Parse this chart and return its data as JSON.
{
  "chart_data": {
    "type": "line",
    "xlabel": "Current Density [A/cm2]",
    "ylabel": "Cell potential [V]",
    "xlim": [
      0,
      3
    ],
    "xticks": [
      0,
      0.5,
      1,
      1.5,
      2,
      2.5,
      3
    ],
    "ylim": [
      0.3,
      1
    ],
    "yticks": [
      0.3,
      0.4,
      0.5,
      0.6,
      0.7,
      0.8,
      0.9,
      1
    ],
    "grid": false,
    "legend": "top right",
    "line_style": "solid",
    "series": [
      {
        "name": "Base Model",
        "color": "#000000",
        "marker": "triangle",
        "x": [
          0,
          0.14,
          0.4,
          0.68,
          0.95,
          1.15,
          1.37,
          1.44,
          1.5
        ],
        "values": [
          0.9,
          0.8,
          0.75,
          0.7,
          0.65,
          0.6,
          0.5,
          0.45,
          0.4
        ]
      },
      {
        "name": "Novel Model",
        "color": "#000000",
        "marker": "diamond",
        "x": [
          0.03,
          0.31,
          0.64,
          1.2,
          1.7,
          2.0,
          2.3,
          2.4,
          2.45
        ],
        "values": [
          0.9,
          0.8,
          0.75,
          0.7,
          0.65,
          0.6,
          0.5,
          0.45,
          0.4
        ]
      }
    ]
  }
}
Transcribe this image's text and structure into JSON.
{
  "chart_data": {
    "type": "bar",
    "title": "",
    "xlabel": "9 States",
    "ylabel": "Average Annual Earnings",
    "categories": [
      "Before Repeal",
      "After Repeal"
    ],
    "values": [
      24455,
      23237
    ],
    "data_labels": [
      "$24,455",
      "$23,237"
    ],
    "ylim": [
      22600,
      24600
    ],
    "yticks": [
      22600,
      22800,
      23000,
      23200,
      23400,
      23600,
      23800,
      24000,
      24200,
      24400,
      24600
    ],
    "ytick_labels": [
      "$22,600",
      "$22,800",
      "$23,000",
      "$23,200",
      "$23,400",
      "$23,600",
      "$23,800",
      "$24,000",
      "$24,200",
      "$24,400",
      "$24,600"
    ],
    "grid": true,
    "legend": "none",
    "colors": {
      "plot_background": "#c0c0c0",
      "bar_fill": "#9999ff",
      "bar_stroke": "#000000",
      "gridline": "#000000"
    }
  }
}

···

— Work instructions —
Extract all of the data above without altering anything.

— Expected answer —
Parse this chart and return its data as JSON.
{
  "chart_data": {
    "type": "line",
    "xlabel": "Current Density [A/cm2]",
    "ylabel": "Cell potential [V]",
    "xlim": [
      0,
      3
    ],
    "xticks": [
      0,
      0.5,
      1,
      1.5,
      2,
      2.5,
      3
    ],
    "ylim": [
      0.3,
      1
    ],
    "yticks": [
      0.3,
      0.4,
      0.5,
      0.6,
      0.7,
      0.8,
      0.9,
      1
    ],
    "grid": false,
    "legend": "top right",
    "line_style": "solid",
    "series": [
      {
        "name": "Base Model",
        "color": "#000000",
        "marker": "triangle",
        "x": [
          0,
          0.14,
          0.4,
          0.68,
          0.95,
          1.15,
          1.37,
          1.44,
          1.5
        ],
        "values": [
          0.9,
          0.8,
          0.75,
          0.7,
          0.65,
          0.6,
          0.5,
          0.45,
          0.4
        ]
      },
      {
        "name": "Novel Model",
        "color": "#000000",
        "marker": "diamond",
        "x": [
          0.03,
          0.31,
          0.64,
          1.2,
          1.7,
          2.0,
          2.3,
          2.4,
          2.45
        ],
        "values": [
          0.9,
          0.8,
          0.75,
          0.7,
          0.65,
          0.6,
          0.5,
          0.45,
          0.4
        ]
      }
    ]
  }
}
Transcribe this image's text and structure into JSON.
{
  "chart_data": {
    "type": "bar",
    "title": "",
    "xlabel": "9 States",
    "ylabel": "Average Annual Earnings",
    "categories": [
      "Before Repeal",
      "After Repeal"
    ],
    "values": [
      24455,
      23237
    ],
    "data_labels": [
      "$24,455",
      "$23,237"
    ],
    "ylim": [
      22600,
      24600
    ],
    "yticks": [
      22600,
      22800,
      23000,
      23200,
      23400,
      23600,
      23800,
      24000,
      24200,
      24400,
      24600
    ],
    "ytick_labels": [
      "$22,600",
      "$22,800",
      "$23,000",
      "$23,200",
      "$23,400",
      "$23,600",
      "$23,800",
      "$24,000",
      "$24,200",
      "$24,400",
      "$24,600"
    ],
    "grid": true,
    "legend": "none",
    "colors": {
      "plot_background": "#c0c0c0",
      "bar_fill": "#9999ff",
      "bar_stroke": "#000000",
      "gridline": "#000000"
    }
  }
}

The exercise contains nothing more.